_DO THIS_. Copy out all the records, word for word.

--- GIVEN DATA ---

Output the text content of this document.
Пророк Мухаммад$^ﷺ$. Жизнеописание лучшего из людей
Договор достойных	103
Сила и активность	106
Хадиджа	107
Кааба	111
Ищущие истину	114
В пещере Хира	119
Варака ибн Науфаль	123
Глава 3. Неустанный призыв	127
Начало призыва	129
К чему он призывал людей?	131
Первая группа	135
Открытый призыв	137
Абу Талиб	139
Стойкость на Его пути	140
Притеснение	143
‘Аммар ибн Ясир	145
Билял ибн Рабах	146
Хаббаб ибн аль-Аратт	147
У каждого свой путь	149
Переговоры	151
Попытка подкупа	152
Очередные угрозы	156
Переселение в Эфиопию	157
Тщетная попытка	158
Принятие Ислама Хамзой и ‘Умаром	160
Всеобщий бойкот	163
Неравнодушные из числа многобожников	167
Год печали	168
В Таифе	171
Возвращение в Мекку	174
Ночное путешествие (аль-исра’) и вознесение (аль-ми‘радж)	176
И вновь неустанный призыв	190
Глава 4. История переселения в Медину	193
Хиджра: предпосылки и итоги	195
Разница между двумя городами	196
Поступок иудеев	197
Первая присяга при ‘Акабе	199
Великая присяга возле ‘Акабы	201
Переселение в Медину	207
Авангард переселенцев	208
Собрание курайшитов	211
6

---

_OUTPUT OF THE EXERCISE_.
Output the text content of this document.
Пророк Мухаммад$^ﷺ$. Жизнеописание лучшего из людей
Договор достойных	103
Сила и активность	106
Хадиджа	107
Кааба	111
Ищущие истину	114
В пещере Хира	119
Варака ибн Науфаль	123
Глава 3. Неустанный призыв	127
Начало призыва	129
К чему он призывал людей?	131
Первая группа	135
Открытый призыв	137
Абу Талиб	139
Стойкость на Его пути	140
Притеснение	143
‘Аммар ибн Ясир	145
Билял ибн Рабах	146
Хаббаб ибн аль-Аратт	147
У каждого свой путь	149
Переговоры	151
Попытка подкупа	152
Очередные угрозы	156
Переселение в Эфиопию	157
Тщетная попытка	158
Принятие Ислама Хамзой и ‘Умаром	160
Всеобщий бойкот	163
Неравнодушные из числа многобожников	167
Год печали	168
В Таифе	171
Возвращение в Мекку	174
Ночное путешествие (аль-исра’) и вознесение (аль-ми‘радж)	176
И вновь неустанный призыв	190
Глава 4. История переселения в Медину	193
Хиджра: предпосылки и итоги	195
Разница между двумя городами	196
Поступок иудеев	197
Первая присяга при ‘Акабе	199
Великая присяга возле ‘Акабы	201
Переселение в Медину	207
Авангард переселенцев	208
Собрание курайшитов	211
6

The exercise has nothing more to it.